For every line in the data below that contains "ayant", copy the line.

>> start

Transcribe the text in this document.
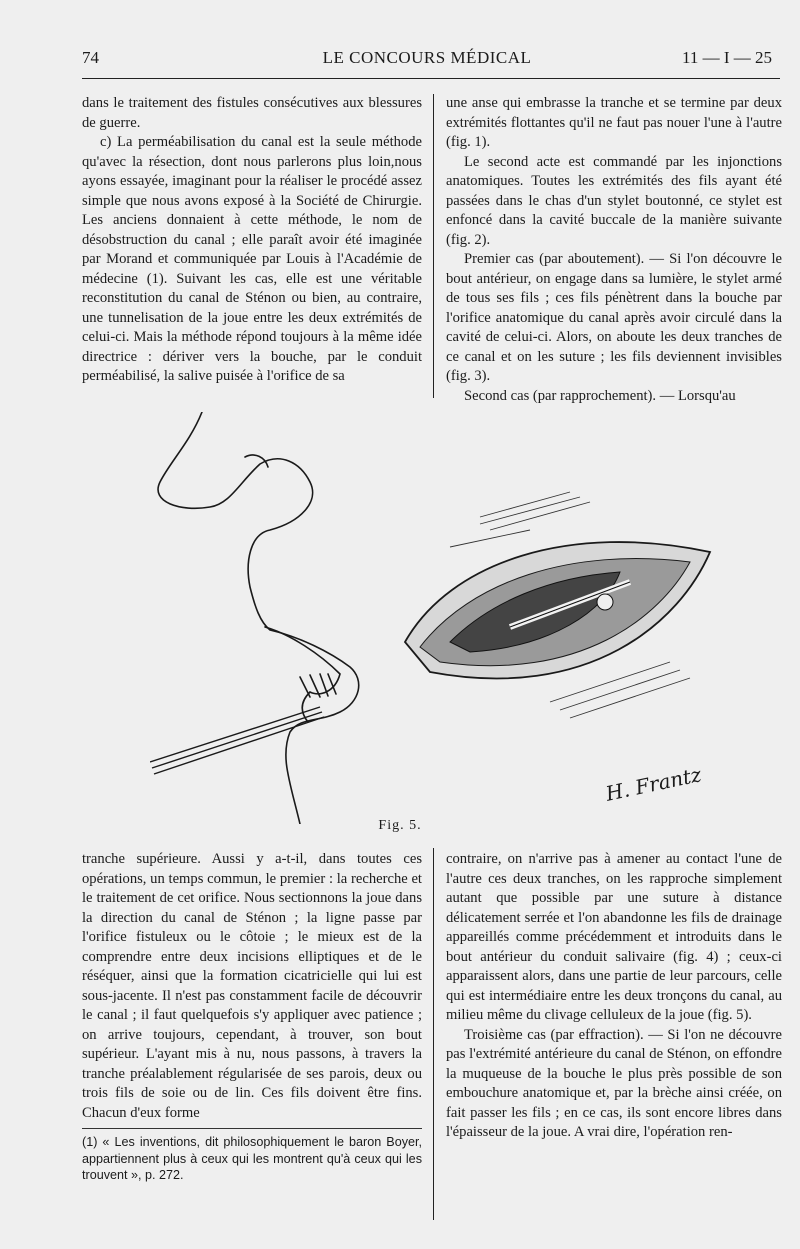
74	LE CONCOURS MÉDICAL	11 — I — 25

dans le traitement des fistules consécutives aux blessures de guerre.

c) La perméabilisation du canal est la seule méthode qu'avec la résection, dont nous parlerons plus loin,nous ayons essayée, imaginant pour la réaliser le procédé assez simple que nous avons exposé à la Société de Chirurgie. Les anciens donnaient à cette méthode, le nom de désobstruction du canal ; elle paraît avoir été imaginée par Morand et communiquée par Louis à l'Académie de médecine (1). Suivant les cas, elle est une véritable reconstitution du canal de Sténon ou bien, au contraire, une tunnelisation de la joue entre les deux extrémités de celui-ci. Mais la méthode répond toujours à la même idée directrice : dériver vers la bouche, par le conduit perméabilisé, la salive puisée à l'orifice de sa

une anse qui embrasse la tranche et se termine par deux extrémités flottantes qu'il ne faut pas nouer l'une à l'autre (fig. 1).

Le second acte est commandé par les injonctions anatomiques. Toutes les extrémités des fils ayant été passées dans le chas d'un stylet boutonné, ce stylet est enfoncé dans la cavité buccale de la manière suivante (fig. 2).

Premier cas (par aboutement). — Si l'on découvre le bout antérieur, on engage dans sa lumière, le stylet armé de tous ses fils ; ces fils pénètrent dans la bouche par l'orifice anatomique du canal après avoir circulé dans la cavité de celui-ci. Alors, on aboute les deux tranches de ce canal et on les suture ; les fils deviennent invisibles (fig. 3).

Second cas (par rapprochement). — Lorsqu'au

H. Frantz
Fig. 5.

tranche supérieure. Aussi y a-t-il, dans toutes ces opérations, un temps commun, le premier : la recherche et le traitement de cet orifice. Nous sectionnons la joue dans la direction du canal de Sténon ; la ligne passe par l'orifice fistuleux ou le côtoie ; le mieux est de la comprendre entre deux incisions elliptiques et de le réséquer, ainsi que la formation cicatricielle qui lui est sous-jacente. Il n'est pas constamment facile de découvrir le canal ; il faut quelquefois s'y appliquer avec patience ; on arrive toujours, cependant, à trouver, son bout supérieur. L'ayant mis à nu, nous passons, à travers la tranche préalablement régularisée de ses parois, deux ou trois fils de soie ou de lin. Ces fils doivent être fins. Chacun d'eux forme

(1) « Les inventions, dit philosophiquement le baron Boyer, appartiennent plus à ceux qui les montrent qu'à ceux qui les trouvent », p. 272.

contraire, on n'arrive pas à amener au contact l'une de l'autre ces deux tranches, on les rapproche simplement autant que possible par une suture à distance délicatement serrée et l'on abandonne les fils de drainage appareillés comme précédemment et introduits dans le bout antérieur du conduit salivaire (fig. 4) ; ceux-ci apparaissent alors, dans une partie de leur parcours, celle qui est intermédiaire entre les deux tronçons du canal, au milieu même du clivage celluleux de la joue (fig. 5).

Troisième cas (par effraction). — Si l'on ne découvre pas l'extrémité antérieure du canal de Sténon, on effondre la muqueuse de la bouche le plus près possible de son embouchure anatomique et, par la brèche ainsi créée, on fait passer les fils ; en ce cas, ils sont encore libres dans l'épaisseur de la joue. A vrai dire, l'opération ren-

>> end

▶ [WORKED ANSWER]
Le second acte est commandé par les injonctions anatomiques. Toutes les extrémités des fils ayant été passées dans le chas d'un stylet boutonné, ce stylet est enfoncé dans la cavité buccale de la manière suivante (fig. 2).
tranche supérieure. Aussi y a-t-il, dans toutes ces opérations, un temps commun, le premier : la recherche et le traitement de cet orifice. Nous sectionnons la joue dans la direction du canal de Sténon ; la ligne passe par l'orifice fistuleux ou le côtoie ; le mieux est de la comprendre entre deux incisions elliptiques et de le réséquer, ainsi que la formation cicatricielle qui lui est sous-jacente. Il n'est pas constamment facile de découvrir le canal ; il faut quelquefois s'y appliquer avec patience ; on arrive toujours, cependant, à trouver, son bout supérieur. L'ayant mis à nu, nous passons, à travers la tranche préalablement régularisée de ses parois, deux ou trois fils de soie ou de lin. Ces fils doivent être fins. Chacun d'eux forme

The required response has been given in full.